Your objective:
Reproduce the listing exactly, with no pictures in your copy.

start

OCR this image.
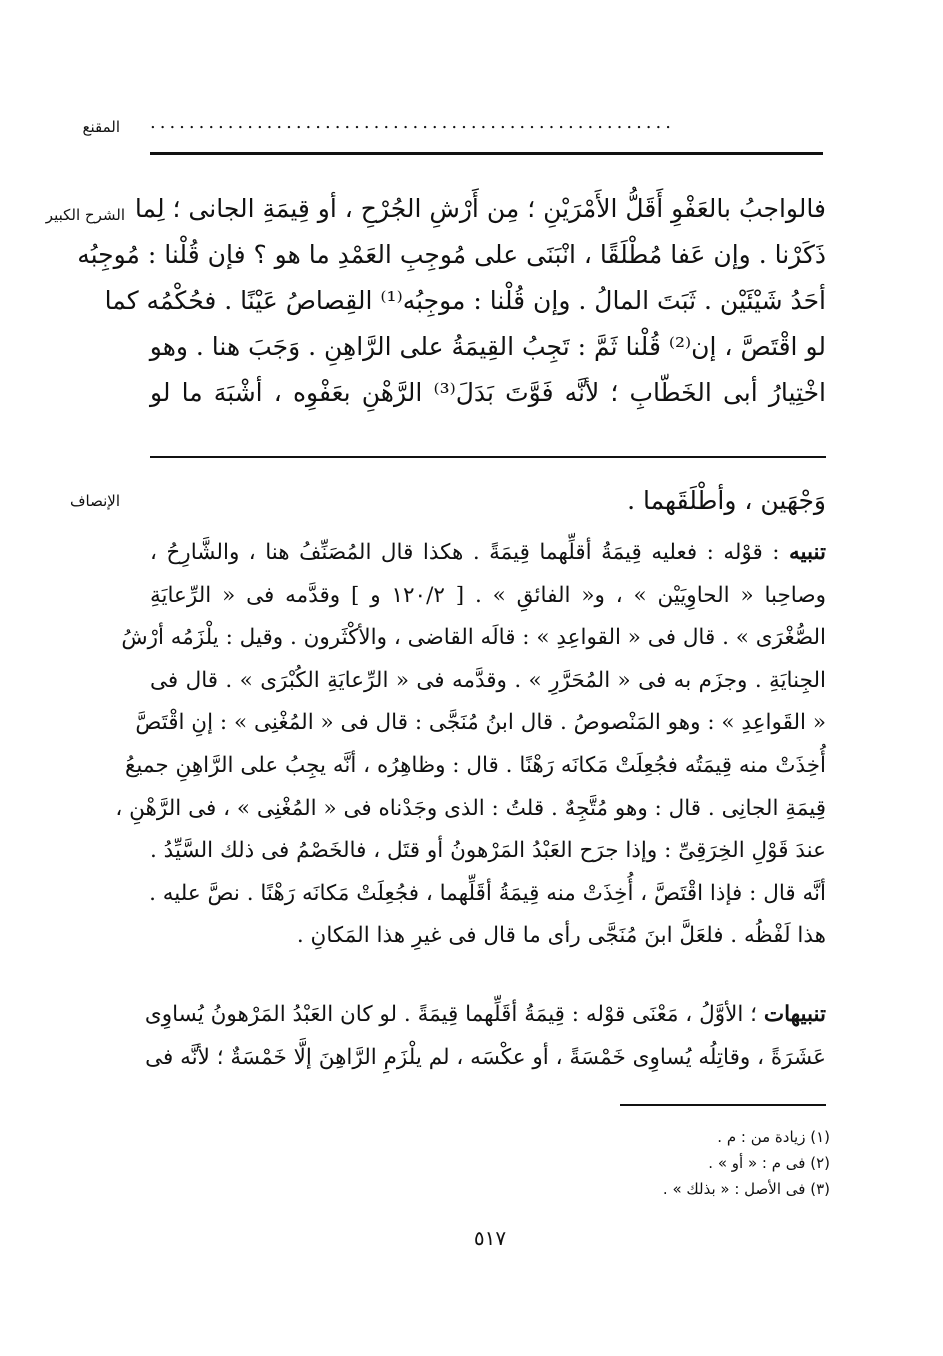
المقنع ......................................................
الشرح الكبير
الإنصاف
فالواجبُ بالعَفْوِ أَقَلُّ الأَمْرَيْنِ ؛ مِن أَرْشِ الجُرْحِ ، أو قِيمَةِ الجانى ؛ لِما
ذَكَرْنا . وإن عَفا مُطْلَقًا ، انْبَنَى على مُوجِبِ العَمْدِ ما هو ؟ فإن قُلْنا : مُوجِبُه
أحَدُ شَيْئَيْن . ثَبَتَ المالُ . وإن قُلْنا : موجِبُه⁽¹⁾ القِصاصُ عَيْنًا . فحُكْمُه كما
لو اقْتَصَّ ، إن⁽²⁾ قُلْنا ثَمَّ : تَجِبُ القِيمَةُ على الرَّاهِنِ . وَجَبَ هنا . وهو
اخْتِيارُ أبى الخَطّابِ ؛ لأنَّه فَوَّتَ بَدَلَ⁽³⁾ الرَّهْنِ بعَفْوِه ، أشْبَهَ ما لو
وَجْهَين ، وأطْلَقَهما .
تنبيه : قوْله : فعليه قِيمَةُ أقلِّهما قِيمَةً . هكذا قال المُصَنِّفُ هنا ، والشَّارِحُ ،
وصاحِبا « الحاوِيَيْن » ، و« الفائقِ » . [ ١٢٠/٢ و ] وقدَّمه فى « الرِّعايَةِ
الصُّغْرَى » . قال فى « القواعِدِ » : قالَه القاضى ، والأكْثَرون . وقيل : يلْزَمُه أرْشُ
الجِنايَةِ . وجزَم به فى « المُحَرَّرِ » . وقدَّمه فى « الرِّعايَةِ الكُبْرَى » . قال فى
« القَواعِدِ » : وهو المَنْصوصُ . قال ابنُ مُنَجَّى : قال فى « المُغْنِى » : إنِ اقْتَصَّ
أُخِذَتْ منه قِيمَتُه فجُعِلَتْ مَكانَه رَهْنًا . قال : وظاهِرُه ، أنَّه يجِبُ على الرَّاهِنِ جميعُ
قِيمَةِ الجانِى . قال : وهو مُتَّجِهٌ . قلتُ : الذى وجَدْناه فى « المُغْنِى » ، فى الرَّهْنِ ،
عندَ قَوْلِ الخِرَقِىِّ : وإذا جرَح العَبْدُ المَرْهونُ أو قتَل ، فالخَصْمُ فى ذلك السَّيِّدُ .
أنَّه قال : فإذا اقْتَصَّ ، أُخِذَتْ منه قِيمَةُ أقَلِّهما ، فجُعِلَتْ مَكانَه رَهْنًا . نصَّ عليه .
هذا لَفْظُه . فلعَلَّ ابنَ مُنَجَّى رأى ما قال فى غيرِ هذا المَكانِ .
تنبيهات ؛ الأوَّلُ ، مَعْنَى قوْله : قِيمَةُ أقَلِّهما قِيمَةً . لو كان العَبْدُ المَرْهونُ يُساوِى
عَشَرَةً ، وقاتِلُه يُساوِى خَمْسَةً ، أو عكْسَه ، لم يلْزَمِ الرَّاهِنَ إلَّا خَمْسَةٌ ؛ لأنَّه فى
(١) زيادة من : م .
(٢) فى م : « أو » .
(٣) فى الأصل : « بذلك » .
٥١٧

end

Response:
OCR this image.
المقنع ......................................................
الشرح الكبير
الإنصاف
فالواجبُ بالعَفْوِ أَقَلُّ الأَمْرَيْنِ ؛ مِن أَرْشِ الجُرْحِ ، أو قِيمَةِ الجانى ؛ لِما
ذَكَرْنا . وإن عَفا مُطْلَقًا ، انْبَنَى على مُوجِبِ العَمْدِ ما هو ؟ فإن قُلْنا : مُوجِبُه
أحَدُ شَيْئَيْن . ثَبَتَ المالُ . وإن قُلْنا : موجِبُه⁽¹⁾ القِصاصُ عَيْنًا . فحُكْمُه كما
لو اقْتَصَّ ، إن⁽²⁾ قُلْنا ثَمَّ : تَجِبُ القِيمَةُ على الرَّاهِنِ . وَجَبَ هنا . وهو
اخْتِيارُ أبى الخَطّابِ ؛ لأنَّه فَوَّتَ بَدَلَ⁽³⁾ الرَّهْنِ بعَفْوِه ، أشْبَهَ ما لو
وَجْهَين ، وأطْلَقَهما .
تنبيه : قوْله : فعليه قِيمَةُ أقلِّهما قِيمَةً . هكذا قال المُصَنِّفُ هنا ، والشَّارِحُ ،
وصاحِبا « الحاوِيَيْن » ، و« الفائقِ » . [ ١٢٠/٢ و ] وقدَّمه فى « الرِّعايَةِ
الصُّغْرَى » . قال فى « القواعِدِ » : قالَه القاضى ، والأكْثَرون . وقيل : يلْزَمُه أرْشُ
الجِنايَةِ . وجزَم به فى « المُحَرَّرِ » . وقدَّمه فى « الرِّعايَةِ الكُبْرَى » . قال فى
« القَواعِدِ » : وهو المَنْصوصُ . قال ابنُ مُنَجَّى : قال فى « المُغْنِى » : إنِ اقْتَصَّ
أُخِذَتْ منه قِيمَتُه فجُعِلَتْ مَكانَه رَهْنًا . قال : وظاهِرُه ، أنَّه يجِبُ على الرَّاهِنِ جميعُ
قِيمَةِ الجانِى . قال : وهو مُتَّجِهٌ . قلتُ : الذى وجَدْناه فى « المُغْنِى » ، فى الرَّهْنِ ،
عندَ قَوْلِ الخِرَقِىِّ : وإذا جرَح العَبْدُ المَرْهونُ أو قتَل ، فالخَصْمُ فى ذلك السَّيِّدُ .
أنَّه قال : فإذا اقْتَصَّ ، أُخِذَتْ منه قِيمَةُ أقَلِّهما ، فجُعِلَتْ مَكانَه رَهْنًا . نصَّ عليه .
هذا لَفْظُه . فلعَلَّ ابنَ مُنَجَّى رأى ما قال فى غيرِ هذا المَكانِ .
تنبيهات ؛ الأوَّلُ ، مَعْنَى قوْله : قِيمَةُ أقَلِّهما قِيمَةً . لو كان العَبْدُ المَرْهونُ يُساوِى
عَشَرَةً ، وقاتِلُه يُساوِى خَمْسَةً ، أو عكْسَه ، لم يلْزَمِ الرَّاهِنَ إلَّا خَمْسَةٌ ؛ لأنَّه فى
(١) زيادة من : م .
(٢) فى م : « أو » .
(٣) فى الأصل : « بذلك » .
٥١٧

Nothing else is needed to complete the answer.